Retype the records character for character, from their first line through the line containing "name-blank[interactable] [491,116,611,139]", and stop there.

-- Start Material --

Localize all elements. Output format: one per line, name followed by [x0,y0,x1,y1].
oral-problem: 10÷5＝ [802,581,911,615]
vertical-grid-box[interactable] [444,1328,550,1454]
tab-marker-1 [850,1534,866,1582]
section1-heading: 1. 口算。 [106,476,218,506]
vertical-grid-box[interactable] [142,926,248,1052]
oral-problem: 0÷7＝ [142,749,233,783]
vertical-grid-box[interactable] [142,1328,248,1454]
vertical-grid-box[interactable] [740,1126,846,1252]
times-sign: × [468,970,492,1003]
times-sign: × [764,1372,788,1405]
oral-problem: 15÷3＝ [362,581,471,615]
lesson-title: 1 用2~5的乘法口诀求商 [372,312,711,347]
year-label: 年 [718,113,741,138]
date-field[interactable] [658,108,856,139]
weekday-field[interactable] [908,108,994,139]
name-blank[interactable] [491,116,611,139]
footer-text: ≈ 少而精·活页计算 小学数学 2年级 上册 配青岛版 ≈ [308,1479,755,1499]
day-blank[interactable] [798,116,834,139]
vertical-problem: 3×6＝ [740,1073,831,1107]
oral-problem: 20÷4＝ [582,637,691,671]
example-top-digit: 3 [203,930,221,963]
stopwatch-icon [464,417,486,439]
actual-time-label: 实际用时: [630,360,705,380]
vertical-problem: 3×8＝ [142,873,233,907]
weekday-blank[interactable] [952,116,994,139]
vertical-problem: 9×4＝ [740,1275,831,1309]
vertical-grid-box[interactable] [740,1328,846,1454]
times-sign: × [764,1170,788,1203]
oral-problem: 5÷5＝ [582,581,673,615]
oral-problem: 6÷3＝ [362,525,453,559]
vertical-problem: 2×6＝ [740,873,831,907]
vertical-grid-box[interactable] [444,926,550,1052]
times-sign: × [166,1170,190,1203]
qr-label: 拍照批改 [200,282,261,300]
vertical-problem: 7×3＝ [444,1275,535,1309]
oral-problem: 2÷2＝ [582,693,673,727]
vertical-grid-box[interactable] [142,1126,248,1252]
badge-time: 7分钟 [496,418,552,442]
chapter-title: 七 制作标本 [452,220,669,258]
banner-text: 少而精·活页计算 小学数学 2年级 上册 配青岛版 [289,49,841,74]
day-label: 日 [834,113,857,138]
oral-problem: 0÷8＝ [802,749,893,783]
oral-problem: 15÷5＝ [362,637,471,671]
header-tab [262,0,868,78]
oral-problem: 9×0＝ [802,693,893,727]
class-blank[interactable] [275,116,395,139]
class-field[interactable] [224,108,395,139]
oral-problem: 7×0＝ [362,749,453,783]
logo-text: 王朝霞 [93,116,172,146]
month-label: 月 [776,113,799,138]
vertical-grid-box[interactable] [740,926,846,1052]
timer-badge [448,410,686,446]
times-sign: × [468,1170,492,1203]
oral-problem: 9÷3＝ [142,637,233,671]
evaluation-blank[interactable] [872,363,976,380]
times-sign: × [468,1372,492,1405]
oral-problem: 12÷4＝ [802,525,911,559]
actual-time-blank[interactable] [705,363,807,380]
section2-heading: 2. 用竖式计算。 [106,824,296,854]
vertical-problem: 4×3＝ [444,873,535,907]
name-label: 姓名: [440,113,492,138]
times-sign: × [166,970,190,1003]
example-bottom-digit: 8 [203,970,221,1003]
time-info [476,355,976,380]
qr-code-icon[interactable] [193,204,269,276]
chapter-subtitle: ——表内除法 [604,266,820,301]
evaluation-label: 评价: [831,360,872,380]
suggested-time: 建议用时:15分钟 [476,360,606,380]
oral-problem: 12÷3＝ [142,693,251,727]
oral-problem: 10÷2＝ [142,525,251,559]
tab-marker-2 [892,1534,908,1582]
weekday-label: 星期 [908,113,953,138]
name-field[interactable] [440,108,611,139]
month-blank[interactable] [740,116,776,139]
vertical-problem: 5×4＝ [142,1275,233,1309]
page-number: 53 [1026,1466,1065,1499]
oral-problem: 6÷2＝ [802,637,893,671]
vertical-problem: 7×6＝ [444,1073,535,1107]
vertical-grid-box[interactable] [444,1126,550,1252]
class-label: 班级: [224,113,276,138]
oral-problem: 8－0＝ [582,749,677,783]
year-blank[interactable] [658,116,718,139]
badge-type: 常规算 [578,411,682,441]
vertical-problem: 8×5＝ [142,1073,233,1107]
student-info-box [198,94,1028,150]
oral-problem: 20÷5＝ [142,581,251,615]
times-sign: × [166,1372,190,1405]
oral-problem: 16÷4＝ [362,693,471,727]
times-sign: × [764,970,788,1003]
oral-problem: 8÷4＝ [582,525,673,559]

-- End Material --

Result of the exercise:
Localize all elements. Output format: one per line, name followed by [x0,y0,x1,y1].
oral-problem: 10÷5＝ [802,581,911,615]
vertical-grid-box[interactable] [444,1328,550,1454]
tab-marker-1 [850,1534,866,1582]
section1-heading: 1. 口算。 [106,476,218,506]
vertical-grid-box[interactable] [142,926,248,1052]
oral-problem: 0÷7＝ [142,749,233,783]
vertical-grid-box[interactable] [142,1328,248,1454]
vertical-grid-box[interactable] [740,1126,846,1252]
times-sign: × [468,970,492,1003]
times-sign: × [764,1372,788,1405]
oral-problem: 15÷3＝ [362,581,471,615]
lesson-title: 1 用2~5的乘法口诀求商 [372,312,711,347]
year-label: 年 [718,113,741,138]
date-field[interactable] [658,108,856,139]
weekday-field[interactable] [908,108,994,139]
name-blank[interactable] [491,116,611,139]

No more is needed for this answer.